__Your instructions__.
Show all lines holding "没有充分听取群众的意见和建议".

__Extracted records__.

▼

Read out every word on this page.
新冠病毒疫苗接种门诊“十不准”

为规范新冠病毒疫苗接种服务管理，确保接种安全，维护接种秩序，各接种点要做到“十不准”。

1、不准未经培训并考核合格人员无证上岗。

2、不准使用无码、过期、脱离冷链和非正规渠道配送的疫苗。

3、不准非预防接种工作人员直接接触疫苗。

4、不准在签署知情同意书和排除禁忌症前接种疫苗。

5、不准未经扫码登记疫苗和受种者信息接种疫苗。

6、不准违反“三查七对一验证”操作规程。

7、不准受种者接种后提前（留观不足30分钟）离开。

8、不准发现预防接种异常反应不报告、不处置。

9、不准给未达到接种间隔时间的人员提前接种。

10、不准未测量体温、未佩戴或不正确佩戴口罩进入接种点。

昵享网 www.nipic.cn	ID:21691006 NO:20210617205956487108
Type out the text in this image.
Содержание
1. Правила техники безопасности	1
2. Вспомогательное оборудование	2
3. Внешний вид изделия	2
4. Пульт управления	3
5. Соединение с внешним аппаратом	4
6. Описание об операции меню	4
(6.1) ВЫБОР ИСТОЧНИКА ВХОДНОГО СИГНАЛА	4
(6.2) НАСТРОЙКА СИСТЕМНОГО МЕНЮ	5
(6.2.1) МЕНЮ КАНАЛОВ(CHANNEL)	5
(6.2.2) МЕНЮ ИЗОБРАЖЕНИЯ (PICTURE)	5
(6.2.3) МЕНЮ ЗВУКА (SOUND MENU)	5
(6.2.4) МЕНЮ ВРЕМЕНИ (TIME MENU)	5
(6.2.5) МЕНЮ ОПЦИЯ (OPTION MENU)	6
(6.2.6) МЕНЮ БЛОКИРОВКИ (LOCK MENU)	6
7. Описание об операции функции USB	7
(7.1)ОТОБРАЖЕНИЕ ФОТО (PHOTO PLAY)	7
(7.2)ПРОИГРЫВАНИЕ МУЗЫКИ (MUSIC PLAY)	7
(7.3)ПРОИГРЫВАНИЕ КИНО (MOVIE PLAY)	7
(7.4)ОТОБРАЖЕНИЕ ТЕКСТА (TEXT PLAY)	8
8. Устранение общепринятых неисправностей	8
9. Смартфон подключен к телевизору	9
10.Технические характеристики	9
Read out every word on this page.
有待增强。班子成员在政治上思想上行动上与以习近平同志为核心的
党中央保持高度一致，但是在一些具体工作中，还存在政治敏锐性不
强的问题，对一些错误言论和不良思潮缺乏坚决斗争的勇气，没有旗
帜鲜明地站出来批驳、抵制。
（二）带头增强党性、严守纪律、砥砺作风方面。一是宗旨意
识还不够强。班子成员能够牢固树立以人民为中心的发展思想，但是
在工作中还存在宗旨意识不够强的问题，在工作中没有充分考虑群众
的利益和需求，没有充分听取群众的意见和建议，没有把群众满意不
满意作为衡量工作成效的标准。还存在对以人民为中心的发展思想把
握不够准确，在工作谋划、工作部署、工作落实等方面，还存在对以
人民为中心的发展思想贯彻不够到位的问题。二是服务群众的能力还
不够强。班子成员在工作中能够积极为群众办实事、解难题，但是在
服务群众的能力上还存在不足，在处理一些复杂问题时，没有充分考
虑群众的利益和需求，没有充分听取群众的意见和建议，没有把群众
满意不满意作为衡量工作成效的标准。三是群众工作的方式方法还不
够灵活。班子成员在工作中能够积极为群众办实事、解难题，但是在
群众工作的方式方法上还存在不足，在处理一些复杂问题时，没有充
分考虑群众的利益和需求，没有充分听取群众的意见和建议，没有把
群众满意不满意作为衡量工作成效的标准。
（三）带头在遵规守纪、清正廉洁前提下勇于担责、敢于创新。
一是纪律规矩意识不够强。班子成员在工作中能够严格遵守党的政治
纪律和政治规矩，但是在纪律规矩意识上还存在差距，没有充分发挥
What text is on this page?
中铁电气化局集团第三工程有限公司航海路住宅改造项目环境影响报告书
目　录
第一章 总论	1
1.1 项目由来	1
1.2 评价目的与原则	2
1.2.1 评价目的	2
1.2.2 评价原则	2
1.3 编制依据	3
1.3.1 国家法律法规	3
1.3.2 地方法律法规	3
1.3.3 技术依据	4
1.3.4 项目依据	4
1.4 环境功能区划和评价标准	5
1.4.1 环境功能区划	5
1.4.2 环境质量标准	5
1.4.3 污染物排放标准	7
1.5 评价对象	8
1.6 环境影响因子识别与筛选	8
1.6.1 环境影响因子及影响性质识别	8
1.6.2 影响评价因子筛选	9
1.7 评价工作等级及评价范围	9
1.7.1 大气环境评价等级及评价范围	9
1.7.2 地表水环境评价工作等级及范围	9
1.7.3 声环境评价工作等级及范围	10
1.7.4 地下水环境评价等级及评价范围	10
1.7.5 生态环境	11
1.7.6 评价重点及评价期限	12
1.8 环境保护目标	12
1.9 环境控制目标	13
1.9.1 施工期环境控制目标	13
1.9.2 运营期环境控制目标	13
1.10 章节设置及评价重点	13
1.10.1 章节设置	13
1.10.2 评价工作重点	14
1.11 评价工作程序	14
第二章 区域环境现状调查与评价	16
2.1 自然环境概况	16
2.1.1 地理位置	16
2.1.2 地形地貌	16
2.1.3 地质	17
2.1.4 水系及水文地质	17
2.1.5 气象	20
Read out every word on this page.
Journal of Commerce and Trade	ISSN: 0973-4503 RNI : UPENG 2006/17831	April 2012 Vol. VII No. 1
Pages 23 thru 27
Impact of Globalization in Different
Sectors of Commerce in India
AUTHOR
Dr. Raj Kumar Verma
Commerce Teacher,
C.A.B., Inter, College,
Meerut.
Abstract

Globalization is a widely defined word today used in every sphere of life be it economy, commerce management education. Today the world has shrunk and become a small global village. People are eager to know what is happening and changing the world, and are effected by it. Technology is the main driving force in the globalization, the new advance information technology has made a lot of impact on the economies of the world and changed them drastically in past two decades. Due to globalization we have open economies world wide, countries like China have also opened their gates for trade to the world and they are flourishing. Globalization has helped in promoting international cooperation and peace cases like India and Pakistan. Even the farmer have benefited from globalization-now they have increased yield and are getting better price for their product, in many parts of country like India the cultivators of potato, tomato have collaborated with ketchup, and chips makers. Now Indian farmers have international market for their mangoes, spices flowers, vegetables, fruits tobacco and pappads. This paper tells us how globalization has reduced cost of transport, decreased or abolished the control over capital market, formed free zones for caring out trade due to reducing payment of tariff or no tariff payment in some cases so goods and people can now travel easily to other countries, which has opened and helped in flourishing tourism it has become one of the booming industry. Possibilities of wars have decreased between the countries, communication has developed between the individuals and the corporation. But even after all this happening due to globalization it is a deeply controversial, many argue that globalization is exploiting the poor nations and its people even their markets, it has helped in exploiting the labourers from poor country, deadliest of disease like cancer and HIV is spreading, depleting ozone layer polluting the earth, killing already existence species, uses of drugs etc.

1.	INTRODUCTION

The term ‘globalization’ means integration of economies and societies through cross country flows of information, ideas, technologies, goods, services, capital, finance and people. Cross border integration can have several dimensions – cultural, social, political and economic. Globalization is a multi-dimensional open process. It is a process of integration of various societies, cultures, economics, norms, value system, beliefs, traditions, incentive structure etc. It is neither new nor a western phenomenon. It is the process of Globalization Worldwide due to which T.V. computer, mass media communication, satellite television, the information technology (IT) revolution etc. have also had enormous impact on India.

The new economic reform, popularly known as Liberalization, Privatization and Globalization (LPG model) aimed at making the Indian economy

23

▲

__Response to the task__.
的利益和需求，没有充分听取群众的意见和建议，没有把群众满意不
虑群众的利益和需求，没有充分听取群众的意见和建议，没有把群众
分考虑群众的利益和需求，没有充分听取群众的意见和建议，没有把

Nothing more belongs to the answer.